Collected data:
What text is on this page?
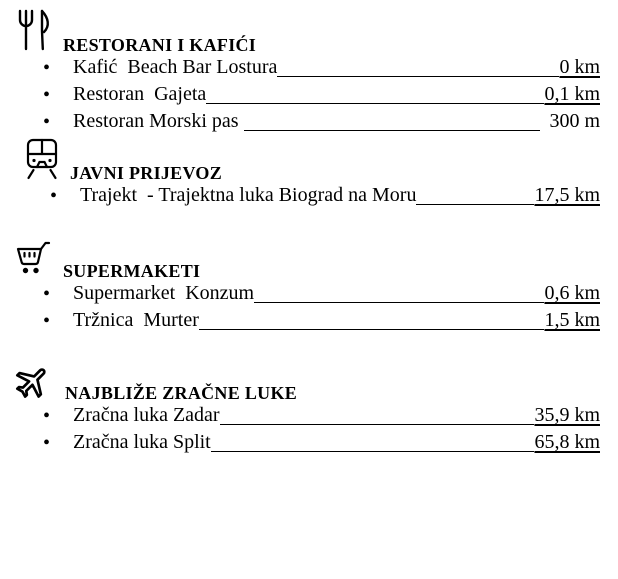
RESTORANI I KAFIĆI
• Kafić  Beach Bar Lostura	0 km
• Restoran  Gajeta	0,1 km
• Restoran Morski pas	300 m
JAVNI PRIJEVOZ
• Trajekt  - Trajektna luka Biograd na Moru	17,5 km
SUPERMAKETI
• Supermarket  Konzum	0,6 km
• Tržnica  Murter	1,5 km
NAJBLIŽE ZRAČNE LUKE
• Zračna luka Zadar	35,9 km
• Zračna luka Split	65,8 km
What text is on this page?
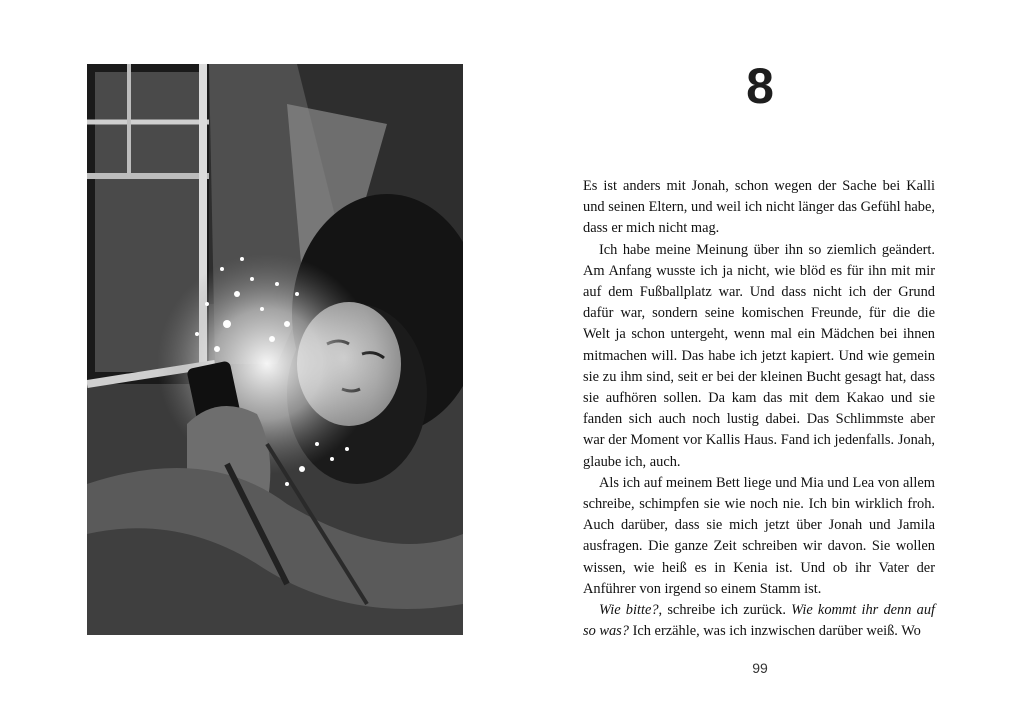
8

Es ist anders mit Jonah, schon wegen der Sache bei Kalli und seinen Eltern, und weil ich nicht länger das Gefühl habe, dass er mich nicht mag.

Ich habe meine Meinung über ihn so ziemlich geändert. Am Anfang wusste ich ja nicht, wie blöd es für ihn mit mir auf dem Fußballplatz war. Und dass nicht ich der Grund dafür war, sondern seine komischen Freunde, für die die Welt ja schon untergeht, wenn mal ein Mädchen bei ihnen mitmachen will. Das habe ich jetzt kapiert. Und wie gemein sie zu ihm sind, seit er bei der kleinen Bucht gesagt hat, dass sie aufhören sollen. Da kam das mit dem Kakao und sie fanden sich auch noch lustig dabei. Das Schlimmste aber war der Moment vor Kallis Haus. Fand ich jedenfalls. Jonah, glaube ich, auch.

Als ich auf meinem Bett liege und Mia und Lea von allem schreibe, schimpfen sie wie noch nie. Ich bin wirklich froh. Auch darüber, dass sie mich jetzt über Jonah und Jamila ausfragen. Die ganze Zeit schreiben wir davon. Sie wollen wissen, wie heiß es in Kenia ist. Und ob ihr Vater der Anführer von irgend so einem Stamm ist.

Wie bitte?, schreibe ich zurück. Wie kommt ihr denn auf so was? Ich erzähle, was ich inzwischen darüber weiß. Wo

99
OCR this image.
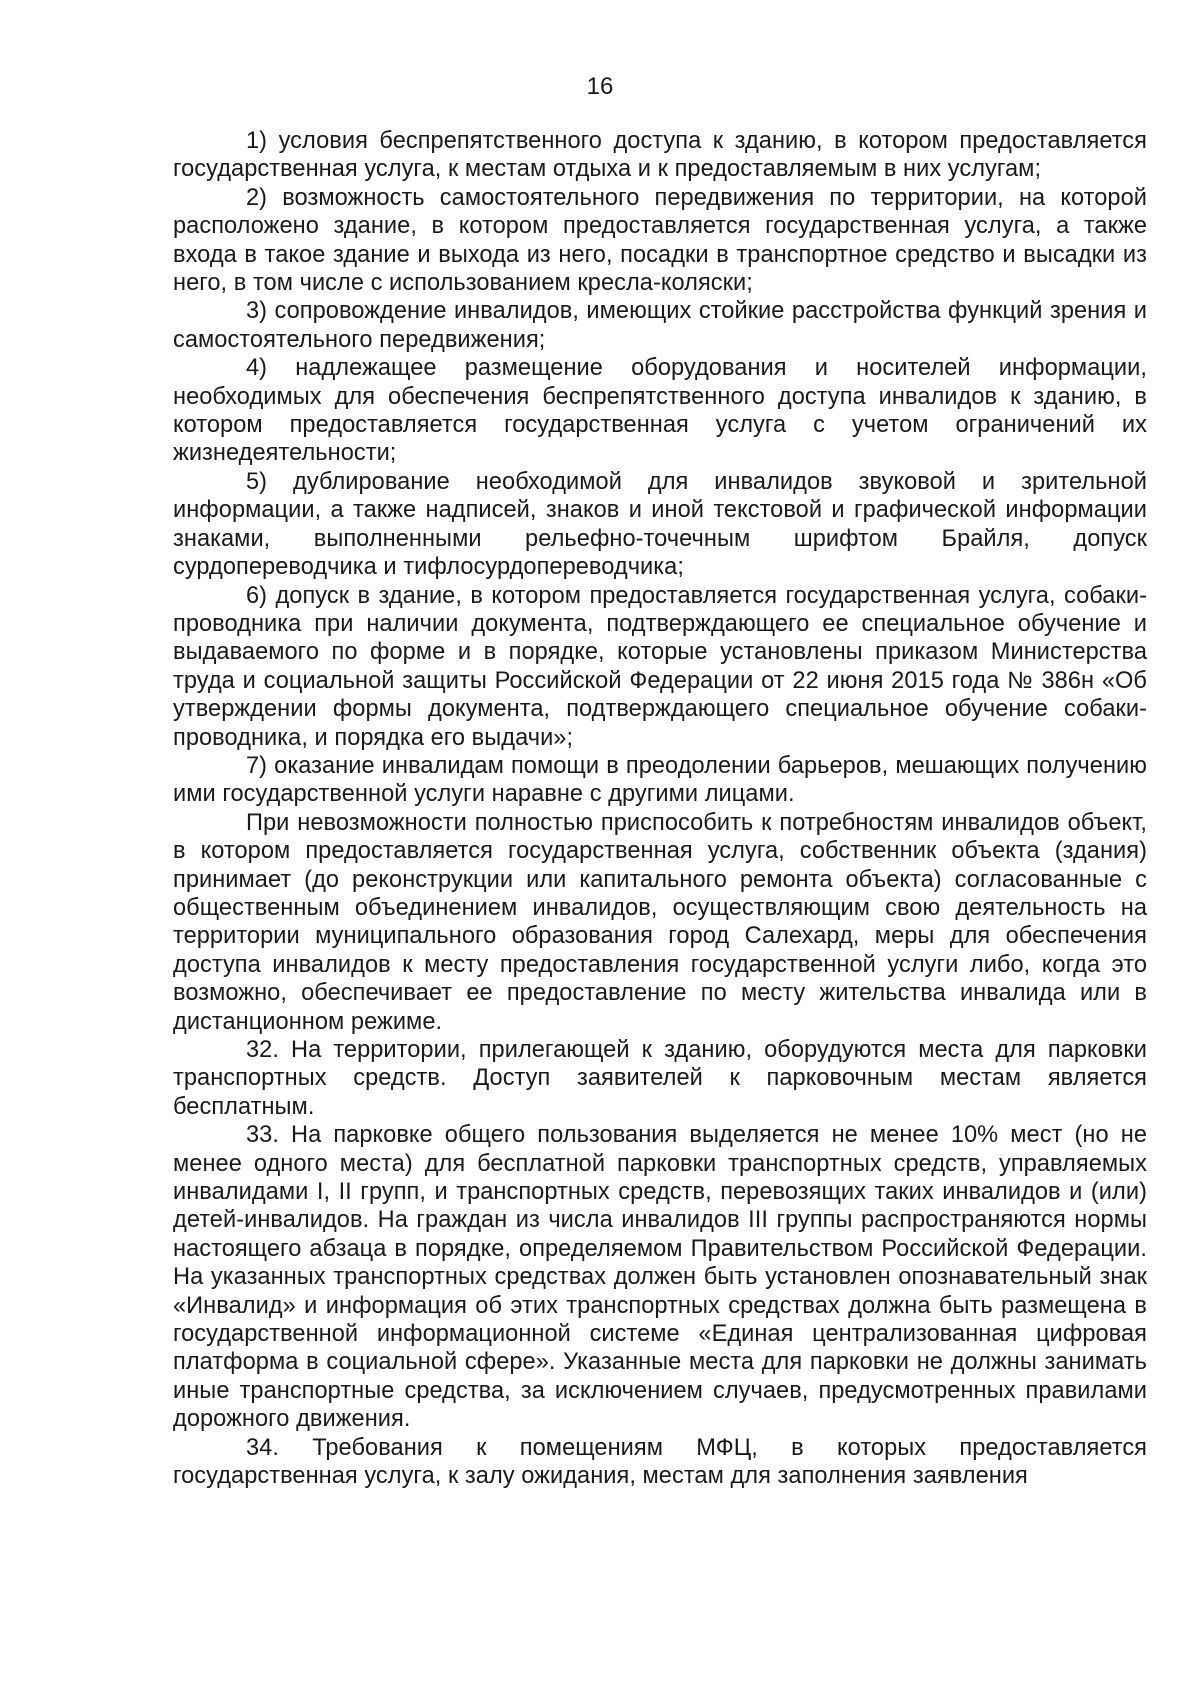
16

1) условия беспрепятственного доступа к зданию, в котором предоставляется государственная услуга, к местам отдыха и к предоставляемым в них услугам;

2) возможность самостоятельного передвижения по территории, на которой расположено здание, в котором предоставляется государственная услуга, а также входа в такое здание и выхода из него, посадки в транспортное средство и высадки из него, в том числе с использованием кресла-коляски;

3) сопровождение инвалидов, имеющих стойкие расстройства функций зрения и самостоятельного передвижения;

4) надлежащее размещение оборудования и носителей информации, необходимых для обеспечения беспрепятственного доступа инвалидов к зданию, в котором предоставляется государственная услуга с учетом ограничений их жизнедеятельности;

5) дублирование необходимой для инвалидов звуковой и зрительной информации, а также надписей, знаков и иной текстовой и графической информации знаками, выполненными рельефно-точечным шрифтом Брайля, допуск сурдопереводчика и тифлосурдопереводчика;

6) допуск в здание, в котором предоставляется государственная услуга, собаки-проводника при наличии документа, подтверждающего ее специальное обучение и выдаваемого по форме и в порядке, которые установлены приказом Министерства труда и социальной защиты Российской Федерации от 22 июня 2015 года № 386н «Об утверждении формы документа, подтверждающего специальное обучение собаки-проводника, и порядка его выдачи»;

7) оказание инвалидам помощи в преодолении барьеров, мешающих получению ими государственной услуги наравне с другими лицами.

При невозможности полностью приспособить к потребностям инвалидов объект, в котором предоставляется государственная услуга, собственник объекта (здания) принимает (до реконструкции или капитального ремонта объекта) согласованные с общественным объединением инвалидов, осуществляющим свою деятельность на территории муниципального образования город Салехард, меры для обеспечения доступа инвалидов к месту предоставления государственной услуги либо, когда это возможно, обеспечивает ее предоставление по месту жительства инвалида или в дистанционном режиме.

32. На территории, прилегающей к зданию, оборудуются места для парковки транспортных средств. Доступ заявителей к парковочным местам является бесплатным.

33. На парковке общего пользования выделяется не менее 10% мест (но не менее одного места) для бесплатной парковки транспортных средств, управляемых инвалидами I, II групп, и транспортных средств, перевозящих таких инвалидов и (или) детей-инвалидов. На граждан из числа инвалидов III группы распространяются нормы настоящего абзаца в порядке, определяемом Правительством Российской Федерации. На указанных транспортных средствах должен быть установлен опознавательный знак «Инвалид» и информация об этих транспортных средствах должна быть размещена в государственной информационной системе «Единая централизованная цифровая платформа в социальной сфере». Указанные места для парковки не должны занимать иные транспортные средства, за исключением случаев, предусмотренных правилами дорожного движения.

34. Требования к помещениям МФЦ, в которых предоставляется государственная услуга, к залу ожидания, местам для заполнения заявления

* Exercise objective:
The entries above are to be returned exactly, without their pictures.

* Written response:
What text is on this page?
RESTORANI I KAFIĆI
• Kafić  Beach Bar Lostura	0 km
• Restoran  Gajeta	0,1 km
• Restoran Morski pas	300 m
JAVNI PRIJEVOZ
• Trajekt  - Trajektna luka Biograd na Moru	17,5 km
SUPERMAKETI
• Supermarket  Konzum	0,6 km
• Tržnica  Murter	1,5 km
NAJBLIŽE ZRAČNE LUKE
• Zračna luka Zadar	35,9 km
• Zračna luka Split	65,8 km
What text is on this page?
8

Es ist anders mit Jonah, schon wegen der Sache bei Kalli und seinen Eltern, und weil ich nicht länger das Gefühl habe, dass er mich nicht mag.

Ich habe meine Meinung über ihn so ziemlich geändert. Am Anfang wusste ich ja nicht, wie blöd es für ihn mit mir auf dem Fußballplatz war. Und dass nicht ich der Grund dafür war, sondern seine komischen Freunde, für die die Welt ja schon untergeht, wenn mal ein Mädchen bei ihnen mitmachen will. Das habe ich jetzt kapiert. Und wie gemein sie zu ihm sind, seit er bei der kleinen Bucht gesagt hat, dass sie aufhören sollen. Da kam das mit dem Kakao und sie fanden sich auch noch lustig dabei. Das Schlimmste aber war der Moment vor Kallis Haus. Fand ich jedenfalls. Jonah, glaube ich, auch.

Als ich auf meinem Bett liege und Mia und Lea von allem schreibe, schimpfen sie wie noch nie. Ich bin wirklich froh. Auch darüber, dass sie mich jetzt über Jonah und Jamila ausfragen. Die ganze Zeit schreiben wir davon. Sie wollen wissen, wie heiß es in Kenia ist. Und ob ihr Vater der Anführer von irgend so einem Stamm ist.

Wie bitte?, schreibe ich zurück. Wie kommt ihr denn auf so was? Ich erzähle, was ich inzwischen darüber weiß. Wo

99
OCR this image.
16

1) условия беспрепятственного доступа к зданию, в котором предоставляется государственная услуга, к местам отдыха и к предоставляемым в них услугам;

2) возможность самостоятельного передвижения по территории, на которой расположено здание, в котором предоставляется государственная услуга, а также входа в такое здание и выхода из него, посадки в транспортное средство и высадки из него, в том числе с использованием кресла-коляски;

3) сопровождение инвалидов, имеющих стойкие расстройства функций зрения и самостоятельного передвижения;

4) надлежащее размещение оборудования и носителей информации, необходимых для обеспечения беспрепятственного доступа инвалидов к зданию, в котором предоставляется государственная услуга с учетом ограничений их жизнедеятельности;

5) дублирование необходимой для инвалидов звуковой и зрительной информации, а также надписей, знаков и иной текстовой и графической информации знаками, выполненными рельефно-точечным шрифтом Брайля, допуск сурдопереводчика и тифлосурдопереводчика;

6) допуск в здание, в котором предоставляется государственная услуга, собаки-проводника при наличии документа, подтверждающего ее специальное обучение и выдаваемого по форме и в порядке, которые установлены приказом Министерства труда и социальной защиты Российской Федерации от 22 июня 2015 года № 386н «Об утверждении формы документа, подтверждающего специальное обучение собаки-проводника, и порядка его выдачи»;

7) оказание инвалидам помощи в преодолении барьеров, мешающих получению ими государственной услуги наравне с другими лицами.

При невозможности полностью приспособить к потребностям инвалидов объект, в котором предоставляется государственная услуга, собственник объекта (здания) принимает (до реконструкции или капитального ремонта объекта) согласованные с общественным объединением инвалидов, осуществляющим свою деятельность на территории муниципального образования город Салехард, меры для обеспечения доступа инвалидов к месту предоставления государственной услуги либо, когда это возможно, обеспечивает ее предоставление по месту жительства инвалида или в дистанционном режиме.

32. На территории, прилегающей к зданию, оборудуются места для парковки транспортных средств. Доступ заявителей к парковочным местам является бесплатным.

33. На парковке общего пользования выделяется не менее 10% мест (но не менее одного места) для бесплатной парковки транспортных средств, управляемых инвалидами I, II групп, и транспортных средств, перевозящих таких инвалидов и (или) детей-инвалидов. На граждан из числа инвалидов III группы распространяются нормы настоящего абзаца в порядке, определяемом Правительством Российской Федерации. На указанных транспортных средствах должен быть установлен опознавательный знак «Инвалид» и информация об этих транспортных средствах должна быть размещена в государственной информационной системе «Единая централизованная цифровая платформа в социальной сфере». Указанные места для парковки не должны занимать иные транспортные средства, за исключением случаев, предусмотренных правилами дорожного движения.

34. Требования к помещениям МФЦ, в которых предоставляется государственная услуга, к залу ожидания, местам для заполнения заявления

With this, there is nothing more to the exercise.